> [SUPPLIED DATA]:

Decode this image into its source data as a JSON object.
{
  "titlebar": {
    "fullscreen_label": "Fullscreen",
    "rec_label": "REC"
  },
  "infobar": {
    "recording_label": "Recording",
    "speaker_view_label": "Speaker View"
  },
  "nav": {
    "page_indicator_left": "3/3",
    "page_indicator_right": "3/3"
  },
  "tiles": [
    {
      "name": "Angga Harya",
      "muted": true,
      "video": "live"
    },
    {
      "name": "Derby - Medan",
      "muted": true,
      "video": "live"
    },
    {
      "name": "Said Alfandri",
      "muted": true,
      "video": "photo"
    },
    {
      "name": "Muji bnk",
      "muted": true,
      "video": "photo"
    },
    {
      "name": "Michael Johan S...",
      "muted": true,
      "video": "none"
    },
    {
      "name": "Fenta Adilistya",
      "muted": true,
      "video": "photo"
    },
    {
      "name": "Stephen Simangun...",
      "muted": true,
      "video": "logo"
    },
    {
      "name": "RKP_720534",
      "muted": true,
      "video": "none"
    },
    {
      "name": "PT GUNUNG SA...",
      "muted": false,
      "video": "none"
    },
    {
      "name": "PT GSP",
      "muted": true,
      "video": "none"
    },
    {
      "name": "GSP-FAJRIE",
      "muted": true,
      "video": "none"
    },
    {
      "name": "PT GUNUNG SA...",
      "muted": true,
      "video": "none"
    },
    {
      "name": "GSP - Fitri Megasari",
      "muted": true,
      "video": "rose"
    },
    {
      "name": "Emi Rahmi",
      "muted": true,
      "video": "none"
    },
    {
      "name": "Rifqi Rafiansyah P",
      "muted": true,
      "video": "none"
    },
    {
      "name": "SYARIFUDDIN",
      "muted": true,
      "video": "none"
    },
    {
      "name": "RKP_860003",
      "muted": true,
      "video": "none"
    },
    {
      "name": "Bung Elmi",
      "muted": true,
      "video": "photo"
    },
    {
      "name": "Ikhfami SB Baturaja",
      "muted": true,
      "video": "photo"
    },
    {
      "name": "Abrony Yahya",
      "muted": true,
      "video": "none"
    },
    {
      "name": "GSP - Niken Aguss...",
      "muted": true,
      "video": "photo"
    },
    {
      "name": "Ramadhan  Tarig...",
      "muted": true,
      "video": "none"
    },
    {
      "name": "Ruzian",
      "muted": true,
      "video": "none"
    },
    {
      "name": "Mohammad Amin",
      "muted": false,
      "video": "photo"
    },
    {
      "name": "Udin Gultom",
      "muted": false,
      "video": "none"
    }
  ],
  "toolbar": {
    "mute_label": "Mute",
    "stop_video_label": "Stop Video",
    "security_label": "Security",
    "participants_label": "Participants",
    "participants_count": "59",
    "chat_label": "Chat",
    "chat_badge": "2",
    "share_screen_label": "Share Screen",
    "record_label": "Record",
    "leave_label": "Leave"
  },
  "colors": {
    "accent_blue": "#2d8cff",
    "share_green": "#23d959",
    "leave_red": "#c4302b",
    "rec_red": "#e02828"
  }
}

> [GIVEN REQUEST]: All of the entries above should be written out again exactly.

> [ANSWER TO THIS PROBLEM]:
Decode this image into its source data as a JSON object.
{
  "titlebar": {
    "fullscreen_label": "Fullscreen",
    "rec_label": "REC"
  },
  "infobar": {
    "recording_label": "Recording",
    "speaker_view_label": "Speaker View"
  },
  "nav": {
    "page_indicator_left": "3/3",
    "page_indicator_right": "3/3"
  },
  "tiles": [
    {
      "name": "Angga Harya",
      "muted": true,
      "video": "live"
    },
    {
      "name": "Derby - Medan",
      "muted": true,
      "video": "live"
    },
    {
      "name": "Said Alfandri",
      "muted": true,
      "video": "photo"
    },
    {
      "name": "Muji bnk",
      "muted": true,
      "video": "photo"
    },
    {
      "name": "Michael Johan S...",
      "muted": true,
      "video": "none"
    },
    {
      "name": "Fenta Adilistya",
      "muted": true,
      "video": "photo"
    },
    {
      "name": "Stephen Simangun...",
      "muted": true,
      "video": "logo"
    },
    {
      "name": "RKP_720534",
      "muted": true,
      "video": "none"
    },
    {
      "name": "PT GUNUNG SA...",
      "muted": false,
      "video": "none"
    },
    {
      "name": "PT GSP",
      "muted": true,
      "video": "none"
    },
    {
      "name": "GSP-FAJRIE",
      "muted": true,
      "video": "none"
    },
    {
      "name": "PT GUNUNG SA...",
      "muted": true,
      "video": "none"
    },
    {
      "name": "GSP - Fitri Megasari",
      "muted": true,
      "video": "rose"
    },
    {
      "name": "Emi Rahmi",
      "muted": true,
      "video": "none"
    },
    {
      "name": "Rifqi Rafiansyah P",
      "muted": true,
      "video": "none"
    },
    {
      "name": "SYARIFUDDIN",
      "muted": true,
      "video": "none"
    },
    {
      "name": "RKP_860003",
      "muted": true,
      "video": "none"
    },
    {
      "name": "Bung Elmi",
      "muted": true,
      "video": "photo"
    },
    {
      "name": "Ikhfami SB Baturaja",
      "muted": true,
      "video": "photo"
    },
    {
      "name": "Abrony Yahya",
      "muted": true,
      "video": "none"
    },
    {
      "name": "GSP - Niken Aguss...",
      "muted": true,
      "video": "photo"
    },
    {
      "name": "Ramadhan  Tarig...",
      "muted": true,
      "video": "none"
    },
    {
      "name": "Ruzian",
      "muted": true,
      "video": "none"
    },
    {
      "name": "Mohammad Amin",
      "muted": false,
      "video": "photo"
    },
    {
      "name": "Udin Gultom",
      "muted": false,
      "video": "none"
    }
  ],
  "toolbar": {
    "mute_label": "Mute",
    "stop_video_label": "Stop Video",
    "security_label": "Security",
    "participants_label": "Participants",
    "participants_count": "59",
    "chat_label": "Chat",
    "chat_badge": "2",
    "share_screen_label": "Share Screen",
    "record_label": "Record",
    "leave_label": "Leave"
  },
  "colors": {
    "accent_blue": "#2d8cff",
    "share_green": "#23d959",
    "leave_red": "#c4302b",
    "rec_red": "#e02828"
  }
}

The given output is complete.